What you have to do
Will you extract the entries word for word? Images should not appear in the copy.
##### Record list
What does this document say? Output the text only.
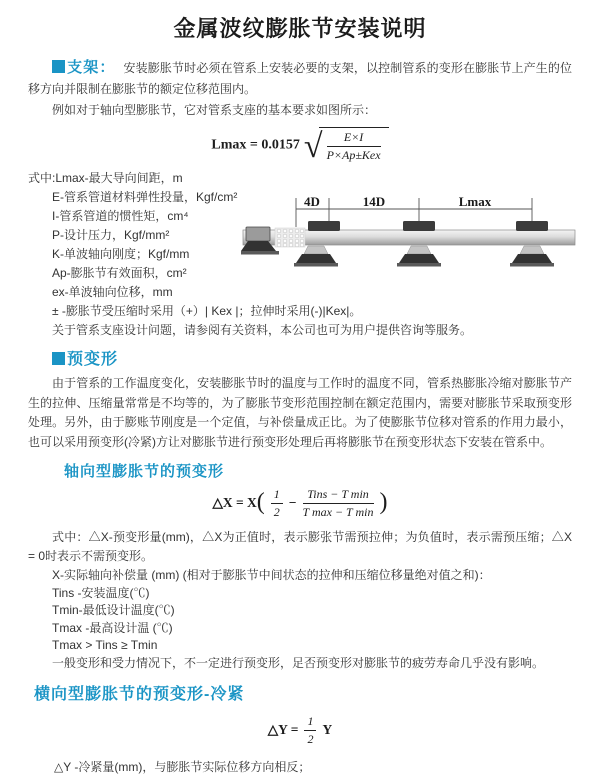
金属波纹膨胀节安装说明

支架： 安装膨胀节时必须在管系上安装必要的支架，以控制管系的变形在膨胀节上产生的位移方向并限制在膨胀节的额定位移范围内。

例如对于轴向型膨胀节，它对管系支座的基本要求如图所示：

Lmax = 0.0157 √ $\frac{E\times I}{\text{P×Ap±Kex}}$
式中:Lmax-最大导向间距，m
E-管系管道材料弹性投量，Kgf/cm²
I-管系管道的惯性矩，cm⁴
P-设计压力，Kgf/mm²
K-单波轴向刚度；Kgf/mm
Ap-膨胀节有效面积，cm²
ex-单波轴向位移，mm
± -膨胀节受压缩时采用（+）| Kex |；拉伸时采用(-)|Kex|。
关于管系支座设计问题，请参阅有关资料，本公司也可为用户提供咨询等服务。
预变形

由于管系的工作温度变化，安装膨胀节时的温度与工作时的温度不同，管系热膨胀冷缩对膨胀节产生的拉伸、压缩量常常是不均等的，为了膨胀节变形范围控制在额定范围内，需要对膨胀节采取预变形处理。另外，由于膨账节刚度是一个定值，与补偿量成正比。为了使膨胀节位移对管系的作用力最小，也可以采用预变形(冷紧)方让对膨胀节进行预变形处理后再将膨胀节在预变形状态下安装在管系中。

轴向型膨胀节的预变形
△X = $X( \frac{1}{2} - \frac{\text{Tins − T min}}{\text{T max − T min}}$ )

式中：△X-预变形量(mm)，△X为正值时，表示膨张节需预拉伸；为负值时，表示需预压缩；△X = 0时表示不需预变形。

X-实际轴向补偿量 (mm) (相对于膨胀节中间状态的拉伸和压缩位移量绝对值之和)：
Tins -安装温度(℃)
Tmin-最低设计温度(℃)
Tmax -最高设计温 (℃)
Tmax > Tins ≥ Tmin
一般变形和受力情况下，不一定进行预变形，足否预变形对膨胀节的疲劳寿命几乎没有影响。
横向型膨胀节的预变形-冷紧
△Y = $\frac{1}{2}$ Y

△Y -冷紧量(mm)，与膨胀节实际位移方向相反；

4D	14D	Lmax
##########
Correct output
What does this document say? Output the text only.
金属波纹膨胀节安装说明

支架： 安装膨胀节时必须在管系上安装必要的支架，以控制管系的变形在膨胀节上产生的位移方向并限制在膨胀节的额定位移范围内。

例如对于轴向型膨胀节，它对管系支座的基本要求如图所示：

Lmax = 0.0157 √ $\frac{E\times I}{\text{P×Ap±Kex}}$
式中:Lmax-最大导向间距，m
E-管系管道材料弹性投量，Kgf/cm²
I-管系管道的惯性矩，cm⁴
P-设计压力，Kgf/mm²
K-单波轴向刚度；Kgf/mm
Ap-膨胀节有效面积，cm²
ex-单波轴向位移，mm
± -膨胀节受压缩时采用（+）| Kex |；拉伸时采用(-)|Kex|。
关于管系支座设计问题，请参阅有关资料，本公司也可为用户提供咨询等服务。
预变形

由于管系的工作温度变化，安装膨胀节时的温度与工作时的温度不同，管系热膨胀冷缩对膨胀节产生的拉伸、压缩量常常是不均等的，为了膨胀节变形范围控制在额定范围内，需要对膨胀节采取预变形处理。另外，由于膨账节刚度是一个定值，与补偿量成正比。为了使膨胀节位移对管系的作用力最小，也可以采用预变形(冷紧)方让对膨胀节进行预变形处理后再将膨胀节在预变形状态下安装在管系中。

轴向型膨胀节的预变形
△X = $X( \frac{1}{2} - \frac{\text{Tins − T min}}{\text{T max − T min}}$ )

式中：△X-预变形量(mm)，△X为正值时，表示膨张节需预拉伸；为负值时，表示需预压缩；△X = 0时表示不需预变形。

X-实际轴向补偿量 (mm) (相对于膨胀节中间状态的拉伸和压缩位移量绝对值之和)：
Tins -安装温度(℃)
Tmin-最低设计温度(℃)
Tmax -最高设计温 (℃)
Tmax > Tins ≥ Tmin
一般变形和受力情况下，不一定进行预变形，足否预变形对膨胀节的疲劳寿命几乎没有影响。
横向型膨胀节的预变形-冷紧
△Y = $\frac{1}{2}$ Y

△Y -冷紧量(mm)，与膨胀节实际位移方向相反；

4D	14D	Lmax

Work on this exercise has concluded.